* **DÉFIS**
(1) D'après l'extrait sur le concordat HarmoS, à quelle date celui-ci entrera-t-il en vigueur ?
(2) Renvoyez à l'identique les lignes du listing, depuis son tout début jusqu'à la ligne contenant "sl-no-cell: 27 <box>31 781 103 808</box>", celle-ci comprise.

* **EXTRAIT DU DOCUMENT**
******

Harmos, rouleau compresseur néolibéral ?

Harmos, rouleau compresseur néolibéral ?



Le concordat d’harmonisation de
la scolarité obligatoire dit HarmoS entrera en vigueur le 1er
janvier 2009. Quels sont les enjeux des réformes prévues
pour les dix premiers cantons – dont Genève, Vaud et
Neuchâtel – à avoir accepté cet accord
visant à une uniformisation intercantonale des systèmes
scolaires ?

La condition pour que le concordat HarmoS devienne
réalité – dix cantons acceptant la réforme
– étant remplie, les cantons qui y ont souscrit ont
désormais six ans pour adapter leurs pratiques de formation. Par
ailleurs, lorsque dix-huit cantons l’auront accepté, le
concordat deviendra obligatoire dans toute la Suisse.

Au service de l’économie

Si celui-ci ne contient pas que des régressions, raison pour
laquelle le SSP lui a apporté un soutien critique –
la scolarisation obligatoire dès 4 ans peut être, dans une
certaine mesure, un facteur de réduction des
inégalités liées à l’origine sociale;
la journée continue peut s’avérer utile aux parents
qui travaillent – l’essentiel des mesures introduites vont
pourtant dans le sens d’un renforcement de la sélection
à l’école et d’une soumission accrue aux
impératifs du marché du travail.

******

* **LISTING**
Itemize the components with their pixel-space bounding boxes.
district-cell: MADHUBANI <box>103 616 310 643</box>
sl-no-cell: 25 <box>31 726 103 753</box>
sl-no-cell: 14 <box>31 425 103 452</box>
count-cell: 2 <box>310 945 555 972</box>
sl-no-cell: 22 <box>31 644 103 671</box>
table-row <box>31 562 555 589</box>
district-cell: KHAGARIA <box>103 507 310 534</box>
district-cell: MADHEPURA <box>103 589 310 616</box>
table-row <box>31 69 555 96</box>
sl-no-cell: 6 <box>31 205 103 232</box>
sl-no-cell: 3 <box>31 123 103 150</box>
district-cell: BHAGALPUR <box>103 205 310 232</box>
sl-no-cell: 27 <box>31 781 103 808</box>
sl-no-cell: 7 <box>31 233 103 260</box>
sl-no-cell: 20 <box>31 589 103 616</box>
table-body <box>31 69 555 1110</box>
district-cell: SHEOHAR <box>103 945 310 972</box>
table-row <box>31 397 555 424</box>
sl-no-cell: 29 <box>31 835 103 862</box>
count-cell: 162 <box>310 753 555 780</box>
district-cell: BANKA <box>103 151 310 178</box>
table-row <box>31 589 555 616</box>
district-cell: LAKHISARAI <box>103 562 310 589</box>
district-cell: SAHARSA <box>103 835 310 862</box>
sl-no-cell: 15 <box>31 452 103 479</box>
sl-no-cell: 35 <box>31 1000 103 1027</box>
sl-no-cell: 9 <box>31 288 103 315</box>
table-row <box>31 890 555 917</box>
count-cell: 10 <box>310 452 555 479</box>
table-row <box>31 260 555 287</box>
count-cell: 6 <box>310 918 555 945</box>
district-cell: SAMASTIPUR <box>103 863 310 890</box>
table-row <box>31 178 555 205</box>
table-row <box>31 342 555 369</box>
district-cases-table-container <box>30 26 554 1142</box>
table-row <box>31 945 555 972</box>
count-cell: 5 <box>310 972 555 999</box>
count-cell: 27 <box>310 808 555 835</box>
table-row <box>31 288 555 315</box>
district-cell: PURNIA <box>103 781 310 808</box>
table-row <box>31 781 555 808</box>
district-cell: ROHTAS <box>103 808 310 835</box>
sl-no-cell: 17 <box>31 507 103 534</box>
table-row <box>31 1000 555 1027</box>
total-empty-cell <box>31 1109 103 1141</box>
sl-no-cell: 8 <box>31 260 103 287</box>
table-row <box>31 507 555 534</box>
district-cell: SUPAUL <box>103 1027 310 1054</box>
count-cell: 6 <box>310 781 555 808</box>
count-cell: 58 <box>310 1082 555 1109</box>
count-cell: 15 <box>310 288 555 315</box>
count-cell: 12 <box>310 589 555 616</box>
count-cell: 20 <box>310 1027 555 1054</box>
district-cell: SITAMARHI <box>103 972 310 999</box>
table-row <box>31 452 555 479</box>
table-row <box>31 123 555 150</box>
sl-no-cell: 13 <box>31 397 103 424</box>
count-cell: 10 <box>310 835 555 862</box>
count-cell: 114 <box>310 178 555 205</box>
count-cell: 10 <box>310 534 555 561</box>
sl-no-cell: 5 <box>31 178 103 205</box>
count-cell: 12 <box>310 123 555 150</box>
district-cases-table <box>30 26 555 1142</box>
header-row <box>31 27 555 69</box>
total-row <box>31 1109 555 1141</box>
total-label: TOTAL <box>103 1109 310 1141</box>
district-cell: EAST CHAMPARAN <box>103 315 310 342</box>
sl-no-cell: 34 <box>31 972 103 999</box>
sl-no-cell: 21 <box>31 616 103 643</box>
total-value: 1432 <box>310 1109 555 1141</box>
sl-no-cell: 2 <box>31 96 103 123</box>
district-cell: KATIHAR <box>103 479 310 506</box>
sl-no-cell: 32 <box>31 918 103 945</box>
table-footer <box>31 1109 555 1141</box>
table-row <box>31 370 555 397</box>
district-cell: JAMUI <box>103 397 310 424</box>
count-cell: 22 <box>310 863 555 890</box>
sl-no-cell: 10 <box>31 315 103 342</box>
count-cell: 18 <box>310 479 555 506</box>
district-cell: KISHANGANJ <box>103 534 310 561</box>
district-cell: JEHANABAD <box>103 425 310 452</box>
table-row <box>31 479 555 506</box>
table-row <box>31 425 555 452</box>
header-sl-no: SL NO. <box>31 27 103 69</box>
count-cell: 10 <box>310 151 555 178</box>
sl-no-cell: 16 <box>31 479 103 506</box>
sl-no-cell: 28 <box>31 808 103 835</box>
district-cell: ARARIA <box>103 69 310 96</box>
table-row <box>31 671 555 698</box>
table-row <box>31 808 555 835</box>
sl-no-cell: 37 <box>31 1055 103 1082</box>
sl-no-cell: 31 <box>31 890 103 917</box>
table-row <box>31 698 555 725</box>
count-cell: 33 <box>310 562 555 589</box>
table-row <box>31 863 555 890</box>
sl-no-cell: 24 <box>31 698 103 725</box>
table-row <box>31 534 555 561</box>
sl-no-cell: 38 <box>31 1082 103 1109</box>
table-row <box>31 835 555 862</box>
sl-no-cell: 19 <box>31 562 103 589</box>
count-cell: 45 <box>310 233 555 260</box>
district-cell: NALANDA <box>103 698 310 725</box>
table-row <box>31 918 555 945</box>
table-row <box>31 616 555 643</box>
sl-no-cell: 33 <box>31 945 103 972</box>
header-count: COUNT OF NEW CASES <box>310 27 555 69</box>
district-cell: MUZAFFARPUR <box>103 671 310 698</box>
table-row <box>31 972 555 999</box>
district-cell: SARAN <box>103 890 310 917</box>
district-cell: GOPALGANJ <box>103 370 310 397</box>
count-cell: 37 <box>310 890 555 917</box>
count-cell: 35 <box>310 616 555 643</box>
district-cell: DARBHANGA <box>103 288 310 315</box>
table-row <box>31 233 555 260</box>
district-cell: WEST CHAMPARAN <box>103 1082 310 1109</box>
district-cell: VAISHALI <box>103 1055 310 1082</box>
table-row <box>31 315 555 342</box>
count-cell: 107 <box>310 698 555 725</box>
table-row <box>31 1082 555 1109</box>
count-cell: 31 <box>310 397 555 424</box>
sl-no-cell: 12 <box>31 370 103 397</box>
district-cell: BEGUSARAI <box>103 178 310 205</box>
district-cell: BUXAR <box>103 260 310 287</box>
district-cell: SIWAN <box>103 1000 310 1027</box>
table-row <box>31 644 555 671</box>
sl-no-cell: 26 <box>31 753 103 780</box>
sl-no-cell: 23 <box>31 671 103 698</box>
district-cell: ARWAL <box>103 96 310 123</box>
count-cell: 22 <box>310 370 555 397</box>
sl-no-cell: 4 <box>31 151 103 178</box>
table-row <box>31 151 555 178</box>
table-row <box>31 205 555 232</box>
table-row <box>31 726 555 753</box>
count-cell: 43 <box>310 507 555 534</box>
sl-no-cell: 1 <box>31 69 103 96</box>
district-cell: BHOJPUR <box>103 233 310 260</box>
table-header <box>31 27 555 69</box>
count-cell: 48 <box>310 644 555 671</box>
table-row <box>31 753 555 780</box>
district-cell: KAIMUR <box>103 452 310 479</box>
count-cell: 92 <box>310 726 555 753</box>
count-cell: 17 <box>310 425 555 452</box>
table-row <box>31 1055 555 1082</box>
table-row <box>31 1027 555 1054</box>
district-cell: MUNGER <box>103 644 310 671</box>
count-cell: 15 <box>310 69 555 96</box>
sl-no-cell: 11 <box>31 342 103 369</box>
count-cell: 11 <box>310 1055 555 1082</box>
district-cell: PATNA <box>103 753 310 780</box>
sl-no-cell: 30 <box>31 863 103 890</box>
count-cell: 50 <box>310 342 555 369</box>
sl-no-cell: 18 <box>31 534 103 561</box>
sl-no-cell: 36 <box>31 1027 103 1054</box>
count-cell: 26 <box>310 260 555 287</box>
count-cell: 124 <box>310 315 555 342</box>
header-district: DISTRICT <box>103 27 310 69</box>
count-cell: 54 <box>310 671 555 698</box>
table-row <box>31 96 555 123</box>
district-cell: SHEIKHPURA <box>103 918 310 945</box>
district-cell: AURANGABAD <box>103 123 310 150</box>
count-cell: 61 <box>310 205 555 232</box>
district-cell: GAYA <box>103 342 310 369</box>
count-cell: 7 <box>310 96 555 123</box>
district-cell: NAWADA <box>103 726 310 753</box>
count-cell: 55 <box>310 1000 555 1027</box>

******

* **CORRIGÉS**
(1) Le 1er janvier 2009.

(2)
Itemize the components with their pixel-space bounding boxes.
district-cell: MADHUBANI <box>103 616 310 643</box>
sl-no-cell: 25 <box>31 726 103 753</box>
sl-no-cell: 14 <box>31 425 103 452</box>
count-cell: 2 <box>310 945 555 972</box>
sl-no-cell: 22 <box>31 644 103 671</box>
table-row <box>31 562 555 589</box>
district-cell: KHAGARIA <box>103 507 310 534</box>
district-cell: MADHEPURA <box>103 589 310 616</box>
table-row <box>31 69 555 96</box>
sl-no-cell: 6 <box>31 205 103 232</box>
sl-no-cell: 3 <box>31 123 103 150</box>
district-cell: BHAGALPUR <box>103 205 310 232</box>
sl-no-cell: 27 <box>31 781 103 808</box>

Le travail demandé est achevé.